(begin)

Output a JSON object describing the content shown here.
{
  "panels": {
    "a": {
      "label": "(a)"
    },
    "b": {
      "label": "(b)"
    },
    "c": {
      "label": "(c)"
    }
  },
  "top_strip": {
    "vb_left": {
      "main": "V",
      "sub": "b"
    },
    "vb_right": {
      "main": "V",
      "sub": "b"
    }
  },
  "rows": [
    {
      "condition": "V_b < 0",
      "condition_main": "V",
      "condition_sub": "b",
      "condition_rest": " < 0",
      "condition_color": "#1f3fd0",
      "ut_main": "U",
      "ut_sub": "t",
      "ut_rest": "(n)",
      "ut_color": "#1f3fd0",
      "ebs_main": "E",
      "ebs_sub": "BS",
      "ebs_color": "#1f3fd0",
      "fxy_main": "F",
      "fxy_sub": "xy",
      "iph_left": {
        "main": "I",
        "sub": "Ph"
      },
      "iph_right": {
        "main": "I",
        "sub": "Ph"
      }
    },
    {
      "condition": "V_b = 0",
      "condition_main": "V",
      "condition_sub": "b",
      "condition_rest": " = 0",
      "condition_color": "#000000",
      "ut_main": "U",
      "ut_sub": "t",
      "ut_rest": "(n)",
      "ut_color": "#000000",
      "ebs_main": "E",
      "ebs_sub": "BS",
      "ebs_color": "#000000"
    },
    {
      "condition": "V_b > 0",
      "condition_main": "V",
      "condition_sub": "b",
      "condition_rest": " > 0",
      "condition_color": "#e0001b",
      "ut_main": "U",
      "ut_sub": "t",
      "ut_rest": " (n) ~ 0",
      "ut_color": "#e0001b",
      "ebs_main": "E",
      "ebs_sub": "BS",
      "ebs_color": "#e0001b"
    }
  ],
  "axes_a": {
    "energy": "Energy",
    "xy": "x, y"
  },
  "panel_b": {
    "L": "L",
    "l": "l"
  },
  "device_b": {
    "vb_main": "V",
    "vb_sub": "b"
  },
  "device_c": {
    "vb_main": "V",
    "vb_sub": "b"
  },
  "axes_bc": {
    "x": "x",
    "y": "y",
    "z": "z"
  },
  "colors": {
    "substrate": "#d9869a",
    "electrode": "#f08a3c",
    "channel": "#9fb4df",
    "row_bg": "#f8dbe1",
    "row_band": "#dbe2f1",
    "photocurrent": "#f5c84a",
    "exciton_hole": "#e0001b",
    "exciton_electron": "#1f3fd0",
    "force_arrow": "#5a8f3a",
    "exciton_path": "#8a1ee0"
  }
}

(end)

● **INSTRUCTIONS TO FOLLOW**
Go through the records and print each one exactly.

● **ANSWER FOR THE TASK**
Output a JSON object describing the content shown here.
{
  "panels": {
    "a": {
      "label": "(a)"
    },
    "b": {
      "label": "(b)"
    },
    "c": {
      "label": "(c)"
    }
  },
  "top_strip": {
    "vb_left": {
      "main": "V",
      "sub": "b"
    },
    "vb_right": {
      "main": "V",
      "sub": "b"
    }
  },
  "rows": [
    {
      "condition": "V_b < 0",
      "condition_main": "V",
      "condition_sub": "b",
      "condition_rest": " < 0",
      "condition_color": "#1f3fd0",
      "ut_main": "U",
      "ut_sub": "t",
      "ut_rest": "(n)",
      "ut_color": "#1f3fd0",
      "ebs_main": "E",
      "ebs_sub": "BS",
      "ebs_color": "#1f3fd0",
      "fxy_main": "F",
      "fxy_sub": "xy",
      "iph_left": {
        "main": "I",
        "sub": "Ph"
      },
      "iph_right": {
        "main": "I",
        "sub": "Ph"
      }
    },
    {
      "condition": "V_b = 0",
      "condition_main": "V",
      "condition_sub": "b",
      "condition_rest": " = 0",
      "condition_color": "#000000",
      "ut_main": "U",
      "ut_sub": "t",
      "ut_rest": "(n)",
      "ut_color": "#000000",
      "ebs_main": "E",
      "ebs_sub": "BS",
      "ebs_color": "#000000"
    },
    {
      "condition": "V_b > 0",
      "condition_main": "V",
      "condition_sub": "b",
      "condition_rest": " > 0",
      "condition_color": "#e0001b",
      "ut_main": "U",
      "ut_sub": "t",
      "ut_rest": " (n) ~ 0",
      "ut_color": "#e0001b",
      "ebs_main": "E",
      "ebs_sub": "BS",
      "ebs_color": "#e0001b"
    }
  ],
  "axes_a": {
    "energy": "Energy",
    "xy": "x, y"
  },
  "panel_b": {
    "L": "L",
    "l": "l"
  },
  "device_b": {
    "vb_main": "V",
    "vb_sub": "b"
  },
  "device_c": {
    "vb_main": "V",
    "vb_sub": "b"
  },
  "axes_bc": {
    "x": "x",
    "y": "y",
    "z": "z"
  },
  "colors": {
    "substrate": "#d9869a",
    "electrode": "#f08a3c",
    "channel": "#9fb4df",
    "row_bg": "#f8dbe1",
    "row_band": "#dbe2f1",
    "photocurrent": "#f5c84a",
    "exciton_hole": "#e0001b",
    "exciton_electron": "#1f3fd0",
    "force_arrow": "#5a8f3a",
    "exciton_path": "#8a1ee0"
  }
}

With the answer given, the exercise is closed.